# start of Data to process

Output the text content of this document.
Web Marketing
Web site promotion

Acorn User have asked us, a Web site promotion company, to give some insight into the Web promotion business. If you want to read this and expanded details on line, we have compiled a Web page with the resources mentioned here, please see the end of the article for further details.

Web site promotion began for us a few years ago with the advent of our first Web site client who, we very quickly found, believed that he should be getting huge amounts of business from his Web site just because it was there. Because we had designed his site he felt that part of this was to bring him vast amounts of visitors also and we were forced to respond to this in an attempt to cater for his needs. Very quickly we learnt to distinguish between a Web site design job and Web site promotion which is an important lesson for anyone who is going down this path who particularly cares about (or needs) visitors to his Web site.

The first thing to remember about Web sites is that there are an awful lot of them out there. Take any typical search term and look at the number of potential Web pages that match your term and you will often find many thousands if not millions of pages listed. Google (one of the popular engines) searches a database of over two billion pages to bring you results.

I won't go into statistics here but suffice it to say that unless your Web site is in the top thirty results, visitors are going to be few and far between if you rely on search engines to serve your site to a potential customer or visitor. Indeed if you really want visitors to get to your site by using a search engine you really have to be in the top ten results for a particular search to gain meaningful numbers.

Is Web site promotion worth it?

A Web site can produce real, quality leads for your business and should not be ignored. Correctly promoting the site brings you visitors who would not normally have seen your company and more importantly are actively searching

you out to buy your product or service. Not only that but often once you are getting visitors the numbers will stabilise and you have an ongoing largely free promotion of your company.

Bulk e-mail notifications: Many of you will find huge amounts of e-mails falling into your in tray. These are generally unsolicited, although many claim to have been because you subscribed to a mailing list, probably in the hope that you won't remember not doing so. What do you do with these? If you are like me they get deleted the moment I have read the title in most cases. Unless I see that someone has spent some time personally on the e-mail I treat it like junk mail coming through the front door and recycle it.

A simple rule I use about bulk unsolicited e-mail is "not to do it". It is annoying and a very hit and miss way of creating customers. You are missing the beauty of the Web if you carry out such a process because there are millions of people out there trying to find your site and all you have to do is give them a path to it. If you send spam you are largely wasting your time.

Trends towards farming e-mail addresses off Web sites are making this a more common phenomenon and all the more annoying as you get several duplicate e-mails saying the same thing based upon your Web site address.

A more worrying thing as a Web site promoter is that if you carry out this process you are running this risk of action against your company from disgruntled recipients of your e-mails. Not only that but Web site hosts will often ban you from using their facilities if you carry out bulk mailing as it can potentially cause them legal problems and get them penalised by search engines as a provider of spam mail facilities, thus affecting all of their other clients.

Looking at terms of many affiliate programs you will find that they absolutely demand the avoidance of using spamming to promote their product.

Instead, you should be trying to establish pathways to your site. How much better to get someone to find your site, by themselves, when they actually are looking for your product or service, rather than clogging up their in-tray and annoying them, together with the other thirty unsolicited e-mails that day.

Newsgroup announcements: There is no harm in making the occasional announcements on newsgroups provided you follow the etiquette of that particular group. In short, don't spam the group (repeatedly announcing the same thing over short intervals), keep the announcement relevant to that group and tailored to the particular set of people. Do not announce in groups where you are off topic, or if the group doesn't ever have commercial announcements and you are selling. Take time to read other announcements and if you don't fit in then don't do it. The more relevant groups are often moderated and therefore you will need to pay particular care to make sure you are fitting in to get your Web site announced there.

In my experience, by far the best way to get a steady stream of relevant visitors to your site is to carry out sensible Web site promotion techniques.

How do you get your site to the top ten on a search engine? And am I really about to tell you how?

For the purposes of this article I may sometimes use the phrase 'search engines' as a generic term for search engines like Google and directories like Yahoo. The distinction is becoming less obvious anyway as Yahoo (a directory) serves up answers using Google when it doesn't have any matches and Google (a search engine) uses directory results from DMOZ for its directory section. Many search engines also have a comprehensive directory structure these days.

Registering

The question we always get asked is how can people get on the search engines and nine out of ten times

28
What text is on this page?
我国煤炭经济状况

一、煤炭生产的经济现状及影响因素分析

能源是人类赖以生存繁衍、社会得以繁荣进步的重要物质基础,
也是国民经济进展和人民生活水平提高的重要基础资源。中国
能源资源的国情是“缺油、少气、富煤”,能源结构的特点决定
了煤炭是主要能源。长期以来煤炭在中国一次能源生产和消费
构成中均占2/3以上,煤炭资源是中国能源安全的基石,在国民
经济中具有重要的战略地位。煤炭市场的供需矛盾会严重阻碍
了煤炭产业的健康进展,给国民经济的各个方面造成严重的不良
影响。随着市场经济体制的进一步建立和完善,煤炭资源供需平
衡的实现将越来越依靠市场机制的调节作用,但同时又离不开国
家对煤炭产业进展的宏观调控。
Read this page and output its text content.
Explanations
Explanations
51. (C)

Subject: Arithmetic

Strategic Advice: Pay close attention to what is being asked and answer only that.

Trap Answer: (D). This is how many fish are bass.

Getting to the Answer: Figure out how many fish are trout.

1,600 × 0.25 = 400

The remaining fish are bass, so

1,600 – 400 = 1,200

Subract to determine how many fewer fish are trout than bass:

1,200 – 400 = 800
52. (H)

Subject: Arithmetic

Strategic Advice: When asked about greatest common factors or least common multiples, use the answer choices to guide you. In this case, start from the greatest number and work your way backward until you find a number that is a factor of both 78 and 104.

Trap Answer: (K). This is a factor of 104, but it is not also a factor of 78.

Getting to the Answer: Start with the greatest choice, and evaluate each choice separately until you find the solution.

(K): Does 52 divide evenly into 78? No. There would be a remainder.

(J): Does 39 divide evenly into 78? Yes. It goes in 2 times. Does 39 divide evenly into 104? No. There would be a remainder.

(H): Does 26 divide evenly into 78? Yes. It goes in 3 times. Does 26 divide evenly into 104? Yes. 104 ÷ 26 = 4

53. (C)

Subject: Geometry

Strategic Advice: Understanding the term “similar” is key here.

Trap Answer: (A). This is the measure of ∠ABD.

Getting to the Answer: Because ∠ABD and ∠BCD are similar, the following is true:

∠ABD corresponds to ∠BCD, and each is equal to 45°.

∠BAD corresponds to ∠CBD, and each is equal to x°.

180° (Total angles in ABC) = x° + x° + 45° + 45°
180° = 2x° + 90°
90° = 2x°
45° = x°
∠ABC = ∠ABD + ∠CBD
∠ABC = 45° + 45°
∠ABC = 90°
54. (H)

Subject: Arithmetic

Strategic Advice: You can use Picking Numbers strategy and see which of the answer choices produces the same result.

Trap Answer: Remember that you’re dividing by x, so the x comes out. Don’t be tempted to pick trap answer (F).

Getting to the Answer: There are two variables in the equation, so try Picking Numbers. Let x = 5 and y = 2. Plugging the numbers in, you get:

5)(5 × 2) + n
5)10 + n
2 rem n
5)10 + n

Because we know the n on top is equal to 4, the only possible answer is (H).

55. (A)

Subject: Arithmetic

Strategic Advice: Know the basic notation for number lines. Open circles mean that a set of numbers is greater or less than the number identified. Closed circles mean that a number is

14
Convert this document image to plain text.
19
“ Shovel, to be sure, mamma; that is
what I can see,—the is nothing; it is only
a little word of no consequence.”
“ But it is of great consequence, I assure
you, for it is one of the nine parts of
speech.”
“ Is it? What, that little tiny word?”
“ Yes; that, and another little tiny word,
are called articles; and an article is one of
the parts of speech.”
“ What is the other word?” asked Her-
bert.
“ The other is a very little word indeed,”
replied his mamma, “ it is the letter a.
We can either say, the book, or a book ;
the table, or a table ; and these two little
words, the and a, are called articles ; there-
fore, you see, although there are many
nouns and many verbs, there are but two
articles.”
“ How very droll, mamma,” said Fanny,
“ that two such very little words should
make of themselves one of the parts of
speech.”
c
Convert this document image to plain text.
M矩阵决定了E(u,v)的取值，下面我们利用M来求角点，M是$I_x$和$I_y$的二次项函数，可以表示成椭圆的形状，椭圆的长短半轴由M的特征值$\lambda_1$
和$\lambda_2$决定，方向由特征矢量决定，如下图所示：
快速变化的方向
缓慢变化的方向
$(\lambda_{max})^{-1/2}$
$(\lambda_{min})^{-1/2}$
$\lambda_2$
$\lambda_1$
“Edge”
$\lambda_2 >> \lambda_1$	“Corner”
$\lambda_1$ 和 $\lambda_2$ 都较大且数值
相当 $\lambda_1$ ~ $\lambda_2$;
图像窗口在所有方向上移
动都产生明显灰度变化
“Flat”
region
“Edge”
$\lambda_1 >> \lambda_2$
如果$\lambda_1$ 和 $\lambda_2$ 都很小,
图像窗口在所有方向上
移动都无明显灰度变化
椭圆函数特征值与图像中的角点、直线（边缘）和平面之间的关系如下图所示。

# end of Data to process

Pick each line holding the word "although" out of the data and copy it.

Bulk e-mail notifications: Many of you will find huge amounts of e-mails falling into your in tray. These are generally unsolicited, although many claim to have been because you subscribed to a mailing list, probably in the hope that you won't remember not doing so. What do you do with these? If you are like me they get deleted the moment I have read the title in most cases. Unless I see that someone has spent some time personally on the e-mail I treat it like junk mail coming through the front door and recycle it.
fore, you see, although there are many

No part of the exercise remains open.